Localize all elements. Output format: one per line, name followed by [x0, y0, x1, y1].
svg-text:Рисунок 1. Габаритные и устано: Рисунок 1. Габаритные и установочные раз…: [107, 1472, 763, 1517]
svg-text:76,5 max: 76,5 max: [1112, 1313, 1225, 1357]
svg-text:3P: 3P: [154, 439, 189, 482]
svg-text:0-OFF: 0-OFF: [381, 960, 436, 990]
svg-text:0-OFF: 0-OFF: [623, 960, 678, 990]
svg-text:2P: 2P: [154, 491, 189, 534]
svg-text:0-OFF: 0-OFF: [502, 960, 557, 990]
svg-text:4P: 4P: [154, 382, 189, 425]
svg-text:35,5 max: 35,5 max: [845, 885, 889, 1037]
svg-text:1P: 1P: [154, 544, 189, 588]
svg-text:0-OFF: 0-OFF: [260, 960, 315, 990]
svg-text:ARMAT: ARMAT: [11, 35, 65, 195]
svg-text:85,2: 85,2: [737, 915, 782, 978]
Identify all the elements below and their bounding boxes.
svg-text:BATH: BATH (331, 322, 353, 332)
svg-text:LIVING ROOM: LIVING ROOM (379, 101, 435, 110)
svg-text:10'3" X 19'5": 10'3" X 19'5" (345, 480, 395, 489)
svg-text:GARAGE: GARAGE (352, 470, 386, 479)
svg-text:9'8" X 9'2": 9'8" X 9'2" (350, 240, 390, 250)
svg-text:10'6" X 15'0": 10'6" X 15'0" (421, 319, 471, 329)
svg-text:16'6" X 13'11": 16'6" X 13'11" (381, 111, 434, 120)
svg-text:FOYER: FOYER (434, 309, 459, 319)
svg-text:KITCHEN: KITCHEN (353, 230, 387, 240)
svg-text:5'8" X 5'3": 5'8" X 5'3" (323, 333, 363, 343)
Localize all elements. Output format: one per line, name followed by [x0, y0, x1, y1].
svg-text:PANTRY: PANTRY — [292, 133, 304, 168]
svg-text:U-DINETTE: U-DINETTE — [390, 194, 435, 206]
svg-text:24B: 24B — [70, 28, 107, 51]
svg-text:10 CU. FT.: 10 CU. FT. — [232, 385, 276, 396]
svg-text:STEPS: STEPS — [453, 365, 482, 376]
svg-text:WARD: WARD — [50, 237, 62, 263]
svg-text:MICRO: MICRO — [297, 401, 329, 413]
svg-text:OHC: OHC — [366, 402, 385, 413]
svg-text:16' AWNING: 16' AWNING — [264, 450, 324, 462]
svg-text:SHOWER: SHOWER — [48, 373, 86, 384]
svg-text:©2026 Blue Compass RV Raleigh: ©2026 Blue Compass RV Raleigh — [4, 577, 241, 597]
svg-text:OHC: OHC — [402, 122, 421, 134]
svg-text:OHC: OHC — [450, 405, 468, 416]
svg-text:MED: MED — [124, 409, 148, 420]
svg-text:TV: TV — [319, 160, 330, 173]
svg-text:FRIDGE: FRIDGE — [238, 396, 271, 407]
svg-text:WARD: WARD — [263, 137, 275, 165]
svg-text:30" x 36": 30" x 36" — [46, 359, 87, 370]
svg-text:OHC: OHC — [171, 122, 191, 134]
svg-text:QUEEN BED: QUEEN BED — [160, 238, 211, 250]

══════════════════════════════

Reproduce the material from its beginning through the line containing "480, 395, 489)", substituting "GREAT ROOM" for "LIVING ROOM" and leaving everything else unchanged.

Localize all elements. Output format: one per line, name followed by [x0, y0, x1, y1].
svg-text:Рисунок 1. Габаритные и устано: Рисунок 1. Габаритные и установочные раз…: [107, 1472, 763, 1517]
svg-text:76,5 max: 76,5 max: [1112, 1313, 1225, 1357]
svg-text:3P: 3P: [154, 439, 189, 482]
svg-text:0-OFF: 0-OFF: [381, 960, 436, 990]
svg-text:0-OFF: 0-OFF: [623, 960, 678, 990]
svg-text:2P: 2P: [154, 491, 189, 534]
svg-text:0-OFF: 0-OFF: [502, 960, 557, 990]
svg-text:4P: 4P: [154, 382, 189, 425]
svg-text:35,5 max: 35,5 max: [845, 885, 889, 1037]
svg-text:1P: 1P: [154, 544, 189, 588]
svg-text:0-OFF: 0-OFF: [260, 960, 315, 990]
svg-text:ARMAT: ARMAT: [11, 35, 65, 195]
svg-text:85,2: 85,2: [737, 915, 782, 978]
Identify all the elements below and their bounding boxes.
svg-text:BATH: BATH (331, 322, 353, 332)
svg-text:GREAT ROOM: GREAT ROOM (379, 101, 435, 110)
svg-text:10'3" X 19'5": 10'3" X 19'5" (345, 480, 395, 489)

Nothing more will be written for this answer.